_Records provided_
--

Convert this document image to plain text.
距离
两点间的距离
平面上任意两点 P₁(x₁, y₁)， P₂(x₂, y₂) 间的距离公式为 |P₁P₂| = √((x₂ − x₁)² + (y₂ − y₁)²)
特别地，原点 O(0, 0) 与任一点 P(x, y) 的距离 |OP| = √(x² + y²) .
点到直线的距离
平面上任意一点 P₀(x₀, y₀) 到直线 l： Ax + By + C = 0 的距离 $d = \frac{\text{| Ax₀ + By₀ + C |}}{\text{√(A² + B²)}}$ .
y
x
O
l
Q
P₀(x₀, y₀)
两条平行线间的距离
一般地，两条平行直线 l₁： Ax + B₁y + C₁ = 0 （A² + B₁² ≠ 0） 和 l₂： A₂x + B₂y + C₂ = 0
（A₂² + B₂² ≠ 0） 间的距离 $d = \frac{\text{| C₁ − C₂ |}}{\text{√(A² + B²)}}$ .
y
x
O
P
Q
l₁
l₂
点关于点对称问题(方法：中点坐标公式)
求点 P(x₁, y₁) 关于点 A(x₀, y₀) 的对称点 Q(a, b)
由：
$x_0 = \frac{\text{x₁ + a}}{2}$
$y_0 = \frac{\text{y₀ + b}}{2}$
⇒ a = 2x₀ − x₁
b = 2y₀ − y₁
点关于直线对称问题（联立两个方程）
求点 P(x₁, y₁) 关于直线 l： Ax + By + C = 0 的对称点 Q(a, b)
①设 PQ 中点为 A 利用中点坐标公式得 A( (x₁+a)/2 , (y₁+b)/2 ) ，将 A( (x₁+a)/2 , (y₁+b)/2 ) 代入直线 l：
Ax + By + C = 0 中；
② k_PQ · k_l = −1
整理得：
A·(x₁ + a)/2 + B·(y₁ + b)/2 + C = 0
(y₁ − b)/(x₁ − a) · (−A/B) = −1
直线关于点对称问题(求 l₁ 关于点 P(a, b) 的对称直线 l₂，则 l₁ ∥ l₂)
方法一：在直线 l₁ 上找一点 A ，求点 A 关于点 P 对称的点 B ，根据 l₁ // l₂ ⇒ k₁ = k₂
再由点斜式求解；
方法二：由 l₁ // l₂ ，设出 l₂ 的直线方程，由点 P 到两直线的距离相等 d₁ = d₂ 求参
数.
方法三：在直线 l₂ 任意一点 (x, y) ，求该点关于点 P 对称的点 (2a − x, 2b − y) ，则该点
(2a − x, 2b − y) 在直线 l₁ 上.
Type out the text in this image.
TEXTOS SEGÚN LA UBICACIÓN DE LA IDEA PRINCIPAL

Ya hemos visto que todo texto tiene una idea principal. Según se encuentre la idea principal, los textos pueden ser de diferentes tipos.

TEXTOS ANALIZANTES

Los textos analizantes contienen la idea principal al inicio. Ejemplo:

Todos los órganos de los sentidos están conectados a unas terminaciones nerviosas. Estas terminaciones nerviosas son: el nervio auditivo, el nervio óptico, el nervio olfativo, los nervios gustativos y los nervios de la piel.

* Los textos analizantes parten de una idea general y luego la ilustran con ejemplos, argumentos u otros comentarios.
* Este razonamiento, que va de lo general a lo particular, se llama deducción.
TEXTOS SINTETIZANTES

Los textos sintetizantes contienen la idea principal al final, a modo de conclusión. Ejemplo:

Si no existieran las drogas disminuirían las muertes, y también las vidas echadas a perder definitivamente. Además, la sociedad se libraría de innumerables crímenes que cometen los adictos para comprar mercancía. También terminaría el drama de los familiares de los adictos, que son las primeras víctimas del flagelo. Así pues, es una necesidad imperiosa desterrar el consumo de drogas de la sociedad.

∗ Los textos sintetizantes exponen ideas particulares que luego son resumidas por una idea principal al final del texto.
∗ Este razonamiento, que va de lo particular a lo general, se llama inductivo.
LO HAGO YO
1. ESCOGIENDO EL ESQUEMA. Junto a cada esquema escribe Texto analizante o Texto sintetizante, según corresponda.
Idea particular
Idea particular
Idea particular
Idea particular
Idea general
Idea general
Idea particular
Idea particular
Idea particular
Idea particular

--

_Task prompt_
Repeat the lines above exactly.

_Finished answer_
Convert this document image to plain text.
距离
两点间的距离
平面上任意两点 P₁(x₁, y₁)， P₂(x₂, y₂) 间的距离公式为 |P₁P₂| = √((x₂ − x₁)² + (y₂ − y₁)²)
特别地，原点 O(0, 0) 与任一点 P(x, y) 的距离 |OP| = √(x² + y²) .
点到直线的距离
平面上任意一点 P₀(x₀, y₀) 到直线 l： Ax + By + C = 0 的距离 $d = \frac{\text{| Ax₀ + By₀ + C |}}{\text{√(A² + B²)}}$ .
y
x
O
l
Q
P₀(x₀, y₀)
两条平行线间的距离
一般地，两条平行直线 l₁： Ax + B₁y + C₁ = 0 （A² + B₁² ≠ 0） 和 l₂： A₂x + B₂y + C₂ = 0
（A₂² + B₂² ≠ 0） 间的距离 $d = \frac{\text{| C₁ − C₂ |}}{\text{√(A² + B²)}}$ .
y
x
O
P
Q
l₁
l₂
点关于点对称问题(方法：中点坐标公式)
求点 P(x₁, y₁) 关于点 A(x₀, y₀) 的对称点 Q(a, b)
由：
$x_0 = \frac{\text{x₁ + a}}{2}$
$y_0 = \frac{\text{y₀ + b}}{2}$
⇒ a = 2x₀ − x₁
b = 2y₀ − y₁
点关于直线对称问题（联立两个方程）
求点 P(x₁, y₁) 关于直线 l： Ax + By + C = 0 的对称点 Q(a, b)
①设 PQ 中点为 A 利用中点坐标公式得 A( (x₁+a)/2 , (y₁+b)/2 ) ，将 A( (x₁+a)/2 , (y₁+b)/2 ) 代入直线 l：
Ax + By + C = 0 中；
② k_PQ · k_l = −1
整理得：
A·(x₁ + a)/2 + B·(y₁ + b)/2 + C = 0
(y₁ − b)/(x₁ − a) · (−A/B) = −1
直线关于点对称问题(求 l₁ 关于点 P(a, b) 的对称直线 l₂，则 l₁ ∥ l₂)
方法一：在直线 l₁ 上找一点 A ，求点 A 关于点 P 对称的点 B ，根据 l₁ // l₂ ⇒ k₁ = k₂
再由点斜式求解；
方法二：由 l₁ // l₂ ，设出 l₂ 的直线方程，由点 P 到两直线的距离相等 d₁ = d₂ 求参
数.
方法三：在直线 l₂ 任意一点 (x, y) ，求该点关于点 P 对称的点 (2a − x, 2b − y) ，则该点
(2a − x, 2b − y) 在直线 l₁ 上.
Type out the text in this image.
TEXTOS SEGÚN LA UBICACIÓN DE LA IDEA PRINCIPAL

Ya hemos visto que todo texto tiene una idea principal. Según se encuentre la idea principal, los textos pueden ser de diferentes tipos.

TEXTOS ANALIZANTES

Los textos analizantes contienen la idea principal al inicio. Ejemplo:

Todos los órganos de los sentidos están conectados a unas terminaciones nerviosas. Estas terminaciones nerviosas son: el nervio auditivo, el nervio óptico, el nervio olfativo, los nervios gustativos y los nervios de la piel.

* Los textos analizantes parten de una idea general y luego la ilustran con ejemplos, argumentos u otros comentarios.
* Este razonamiento, que va de lo general a lo particular, se llama deducción.
TEXTOS SINTETIZANTES

Los textos sintetizantes contienen la idea principal al final, a modo de conclusión. Ejemplo:

Si no existieran las drogas disminuirían las muertes, y también las vidas echadas a perder definitivamente. Además, la sociedad se libraría de innumerables crímenes que cometen los adictos para comprar mercancía. También terminaría el drama de los familiares de los adictos, que son las primeras víctimas del flagelo. Así pues, es una necesidad imperiosa desterrar el consumo de drogas de la sociedad.

∗ Los textos sintetizantes exponen ideas particulares que luego son resumidas por una idea principal al final del texto.
∗ Este razonamiento, que va de lo particular a lo general, se llama inductivo.
LO HAGO YO
1. ESCOGIENDO EL ESQUEMA. Junto a cada esquema escribe Texto analizante o Texto sintetizante, según corresponda.
Idea particular
Idea particular
Idea particular
Idea particular
Idea general
Idea general
Idea particular
Idea particular
Idea particular
Idea particular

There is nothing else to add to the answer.